_WHAT IS EXPECTED_
List each line in which the string "AA₁B₁B" appears.

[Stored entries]
--------------------------------

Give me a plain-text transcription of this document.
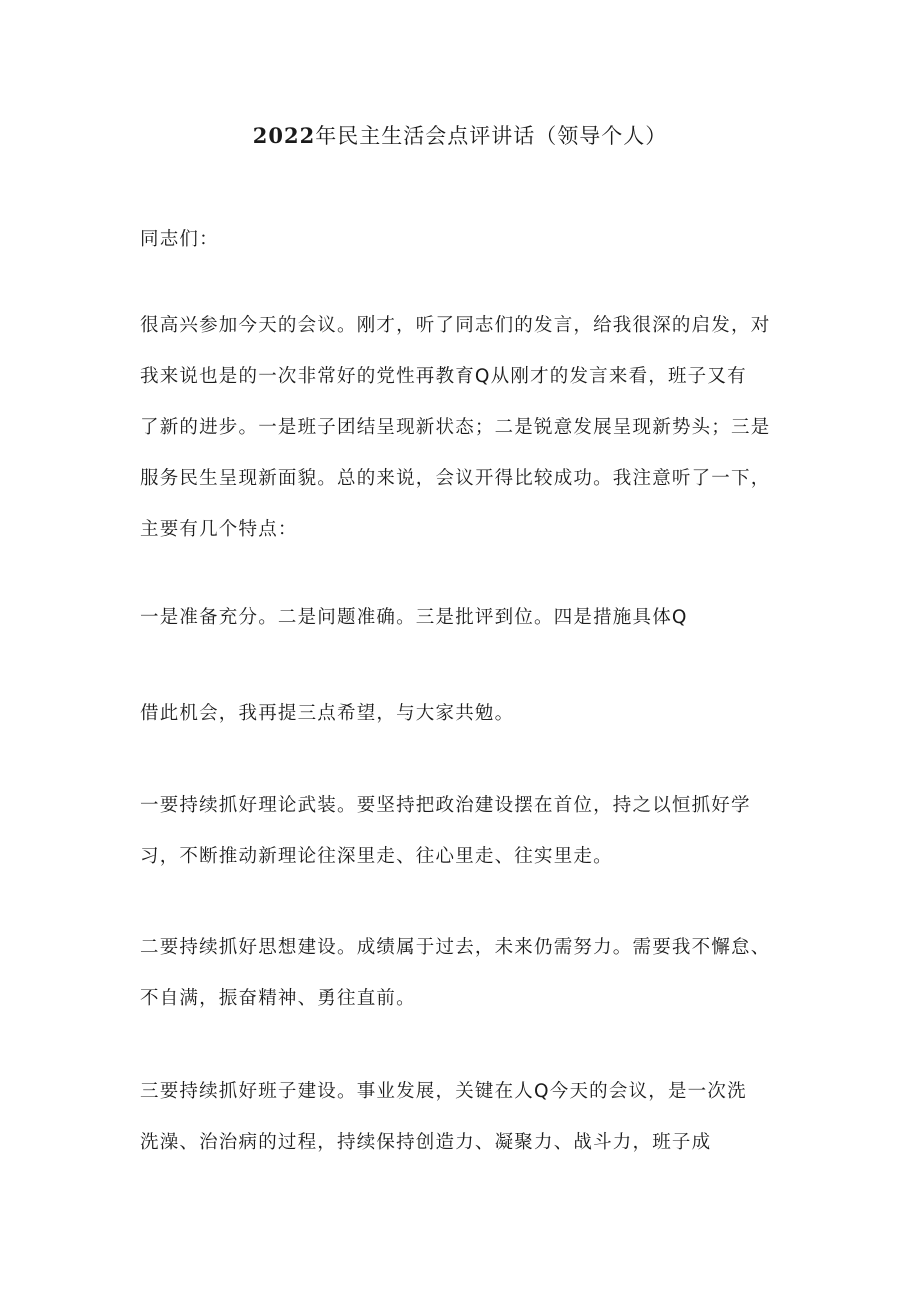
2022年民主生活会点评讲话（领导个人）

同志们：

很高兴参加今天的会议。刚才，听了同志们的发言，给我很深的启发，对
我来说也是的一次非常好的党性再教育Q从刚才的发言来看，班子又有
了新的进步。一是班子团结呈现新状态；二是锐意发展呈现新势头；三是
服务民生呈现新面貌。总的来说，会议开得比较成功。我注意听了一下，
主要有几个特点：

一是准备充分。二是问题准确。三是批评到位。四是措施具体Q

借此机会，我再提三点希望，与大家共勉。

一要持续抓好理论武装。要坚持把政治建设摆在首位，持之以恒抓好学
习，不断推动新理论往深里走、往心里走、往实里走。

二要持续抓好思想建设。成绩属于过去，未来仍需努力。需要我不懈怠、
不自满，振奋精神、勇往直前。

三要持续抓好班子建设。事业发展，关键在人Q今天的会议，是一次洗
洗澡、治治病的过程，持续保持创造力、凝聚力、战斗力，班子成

--------------------------------

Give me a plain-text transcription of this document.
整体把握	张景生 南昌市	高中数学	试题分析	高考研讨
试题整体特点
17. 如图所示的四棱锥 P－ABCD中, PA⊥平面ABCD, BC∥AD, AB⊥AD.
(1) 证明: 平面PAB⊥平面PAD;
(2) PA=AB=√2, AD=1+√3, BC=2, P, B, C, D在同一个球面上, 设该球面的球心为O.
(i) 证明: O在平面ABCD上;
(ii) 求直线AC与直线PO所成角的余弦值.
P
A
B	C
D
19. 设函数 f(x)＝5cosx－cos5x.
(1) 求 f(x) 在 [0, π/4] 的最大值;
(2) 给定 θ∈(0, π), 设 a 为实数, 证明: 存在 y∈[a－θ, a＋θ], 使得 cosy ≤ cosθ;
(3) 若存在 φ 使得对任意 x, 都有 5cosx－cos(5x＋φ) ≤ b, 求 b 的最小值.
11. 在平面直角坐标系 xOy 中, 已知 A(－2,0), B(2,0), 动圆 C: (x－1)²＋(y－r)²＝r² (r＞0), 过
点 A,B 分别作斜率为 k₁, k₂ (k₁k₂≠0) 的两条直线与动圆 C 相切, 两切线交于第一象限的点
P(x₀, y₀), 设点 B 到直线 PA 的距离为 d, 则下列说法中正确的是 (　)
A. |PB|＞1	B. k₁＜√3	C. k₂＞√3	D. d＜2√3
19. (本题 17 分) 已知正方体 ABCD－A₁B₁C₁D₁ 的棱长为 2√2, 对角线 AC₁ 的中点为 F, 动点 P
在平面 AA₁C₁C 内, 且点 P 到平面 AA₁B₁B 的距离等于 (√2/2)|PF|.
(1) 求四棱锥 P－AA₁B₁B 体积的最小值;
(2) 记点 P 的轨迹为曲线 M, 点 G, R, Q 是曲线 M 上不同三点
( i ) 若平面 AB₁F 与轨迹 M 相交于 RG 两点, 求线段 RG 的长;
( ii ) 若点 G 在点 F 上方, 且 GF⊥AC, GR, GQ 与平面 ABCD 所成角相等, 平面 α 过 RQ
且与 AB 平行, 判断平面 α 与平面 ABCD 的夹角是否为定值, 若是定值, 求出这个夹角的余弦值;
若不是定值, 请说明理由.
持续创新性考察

--------------------------------

_FULL RESPONSE_
在平面 AA₁C₁C 内, 且点 P 到平面 AA₁B₁B 的距离等于 (√2/2)|PF|.
(1) 求四棱锥 P－AA₁B₁B 体积的最小值;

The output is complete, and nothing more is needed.